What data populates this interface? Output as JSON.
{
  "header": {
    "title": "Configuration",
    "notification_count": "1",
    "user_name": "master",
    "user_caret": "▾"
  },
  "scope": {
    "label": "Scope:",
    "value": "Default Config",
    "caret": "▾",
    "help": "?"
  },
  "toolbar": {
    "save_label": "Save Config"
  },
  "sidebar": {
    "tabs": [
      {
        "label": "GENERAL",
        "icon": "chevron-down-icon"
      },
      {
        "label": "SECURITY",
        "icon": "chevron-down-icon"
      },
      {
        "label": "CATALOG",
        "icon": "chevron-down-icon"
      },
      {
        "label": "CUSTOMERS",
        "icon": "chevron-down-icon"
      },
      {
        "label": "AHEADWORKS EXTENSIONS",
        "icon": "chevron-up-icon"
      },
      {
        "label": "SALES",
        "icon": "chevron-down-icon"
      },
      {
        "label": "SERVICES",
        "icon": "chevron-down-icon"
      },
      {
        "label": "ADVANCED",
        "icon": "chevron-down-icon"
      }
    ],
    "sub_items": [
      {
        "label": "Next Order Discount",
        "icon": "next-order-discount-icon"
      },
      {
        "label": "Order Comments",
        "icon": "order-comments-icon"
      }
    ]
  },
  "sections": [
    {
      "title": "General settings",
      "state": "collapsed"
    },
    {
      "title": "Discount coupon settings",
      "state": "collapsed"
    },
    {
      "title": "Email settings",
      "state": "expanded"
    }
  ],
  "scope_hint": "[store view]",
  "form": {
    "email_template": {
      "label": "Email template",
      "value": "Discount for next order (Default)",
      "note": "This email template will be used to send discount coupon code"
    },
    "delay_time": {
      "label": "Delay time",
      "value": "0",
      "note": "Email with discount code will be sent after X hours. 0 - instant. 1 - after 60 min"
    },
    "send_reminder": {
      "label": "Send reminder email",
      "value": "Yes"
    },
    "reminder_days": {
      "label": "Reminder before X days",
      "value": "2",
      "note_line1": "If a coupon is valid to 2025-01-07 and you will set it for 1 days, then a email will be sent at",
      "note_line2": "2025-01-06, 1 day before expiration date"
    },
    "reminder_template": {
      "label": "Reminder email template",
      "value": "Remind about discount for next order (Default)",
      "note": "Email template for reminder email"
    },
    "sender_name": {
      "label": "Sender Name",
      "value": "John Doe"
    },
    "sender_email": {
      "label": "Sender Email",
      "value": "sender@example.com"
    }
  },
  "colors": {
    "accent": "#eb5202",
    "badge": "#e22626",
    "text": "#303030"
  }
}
____________________
◆ **Problem to solve**:
From the listing above, copy every line that includes the word "coupon".

◆ **Task result**:
      "title": "Discount coupon settings",
      "note": "This email template will be used to send discount coupon code"
      "note_line1": "If a coupon is valid to 2025-01-07 and you will set it for 1 days, then a email will be sent at",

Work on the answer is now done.